- **What you have to do**
Using the listing below, copy every line that mentions "κάποια".

Records from a data collection
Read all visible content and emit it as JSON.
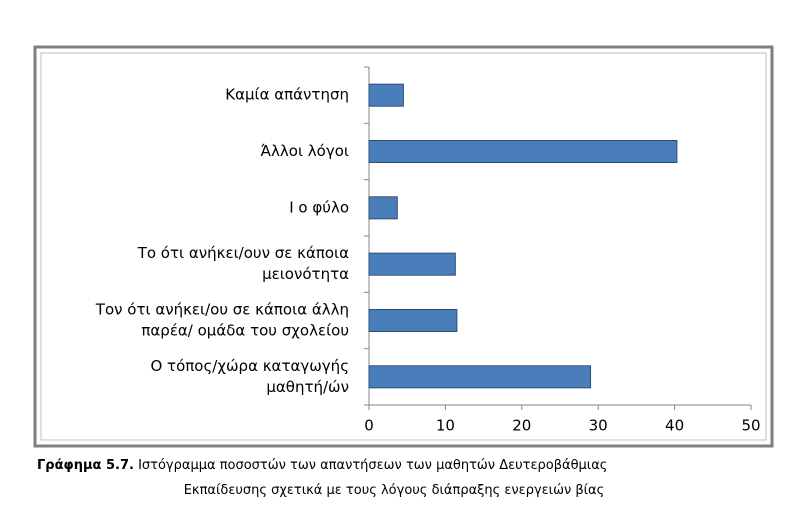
{
  "chart_data": {
    "type": "bar",
    "orientation": "horizontal",
    "categories": [
      [
        "Καμία απάντηση"
      ],
      [
        "Άλλοι λόγοι"
      ],
      [
        "Ι ο φύλο"
      ],
      [
        "Το ότι ανήκει/ουν σε κάποια",
        "μειονότητα"
      ],
      [
        "Τον ότι ανήκει/ου σε κάποια άλλη",
        "παρέα/ ομάδα του σχολείου"
      ],
      [
        "Ο τόπος/χώρα καταγωγής",
        "μαθητή/ών"
      ]
    ],
    "values": [
      4.5,
      40.3,
      3.7,
      11.3,
      11.5,
      29
    ],
    "color": "#4a7ebb",
    "xlim": [
      0,
      50
    ],
    "xticks": [
      0,
      10,
      20,
      30,
      40,
      50
    ],
    "caption_label": "Γράφημα 5.7.",
    "caption": [
      "Ιστόγραμμα ποσοστών των απαντήσεων των μαθητών Δευτεροβάθμιας",
      "Εκπαίδευσης σχετικά με τους λόγους διάπραξης ενεργειών βίας"
    ]
  }
}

- **Solution to this task**
        "Το ότι ανήκει/ουν σε κάποια",
        "Τον ότι ανήκει/ου σε κάποια άλλη",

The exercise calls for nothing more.